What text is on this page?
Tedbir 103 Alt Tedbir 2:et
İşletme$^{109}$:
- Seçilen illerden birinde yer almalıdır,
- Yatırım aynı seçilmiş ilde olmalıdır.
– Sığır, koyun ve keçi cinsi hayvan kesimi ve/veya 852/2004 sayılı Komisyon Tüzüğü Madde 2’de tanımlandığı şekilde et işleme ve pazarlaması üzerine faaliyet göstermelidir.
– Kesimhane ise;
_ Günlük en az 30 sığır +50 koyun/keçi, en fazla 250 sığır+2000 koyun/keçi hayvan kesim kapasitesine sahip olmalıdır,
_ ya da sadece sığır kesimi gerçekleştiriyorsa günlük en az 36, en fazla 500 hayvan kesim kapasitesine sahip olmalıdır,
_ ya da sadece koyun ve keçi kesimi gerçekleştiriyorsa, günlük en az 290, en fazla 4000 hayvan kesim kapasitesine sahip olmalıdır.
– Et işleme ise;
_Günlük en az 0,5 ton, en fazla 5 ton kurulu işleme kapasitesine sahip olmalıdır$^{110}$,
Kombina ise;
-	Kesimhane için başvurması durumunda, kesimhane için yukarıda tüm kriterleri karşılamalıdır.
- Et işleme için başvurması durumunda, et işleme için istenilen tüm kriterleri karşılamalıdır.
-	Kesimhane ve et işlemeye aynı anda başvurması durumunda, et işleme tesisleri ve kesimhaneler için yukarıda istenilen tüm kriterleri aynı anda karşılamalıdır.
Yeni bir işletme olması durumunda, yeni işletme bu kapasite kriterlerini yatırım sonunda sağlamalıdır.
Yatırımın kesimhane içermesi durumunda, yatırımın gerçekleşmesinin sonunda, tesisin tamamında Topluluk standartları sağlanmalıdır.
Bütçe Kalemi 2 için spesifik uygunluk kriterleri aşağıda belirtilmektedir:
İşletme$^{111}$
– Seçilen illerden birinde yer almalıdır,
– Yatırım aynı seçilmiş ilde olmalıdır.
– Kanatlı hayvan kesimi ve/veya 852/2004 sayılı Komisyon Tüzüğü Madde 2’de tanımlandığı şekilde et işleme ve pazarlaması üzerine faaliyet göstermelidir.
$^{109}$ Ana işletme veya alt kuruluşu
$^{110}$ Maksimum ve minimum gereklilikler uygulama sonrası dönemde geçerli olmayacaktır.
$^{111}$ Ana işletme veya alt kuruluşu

##############################

_YOUR GOAL_
Search the lines for the string "üzerine" and copy every line that has it.

_EXPECTED ANSWER_
– Sığır, koyun ve keçi cinsi hayvan kesimi ve/veya 852/2004 sayılı Komisyon Tüzüğü Madde 2’de tanımlandığı şekilde et işleme ve pazarlaması üzerine faaliyet göstermelidir.
– Kanatlı hayvan kesimi ve/veya 852/2004 sayılı Komisyon Tüzüğü Madde 2’de tanımlandığı şekilde et işleme ve pazarlaması üzerine faaliyet göstermelidir.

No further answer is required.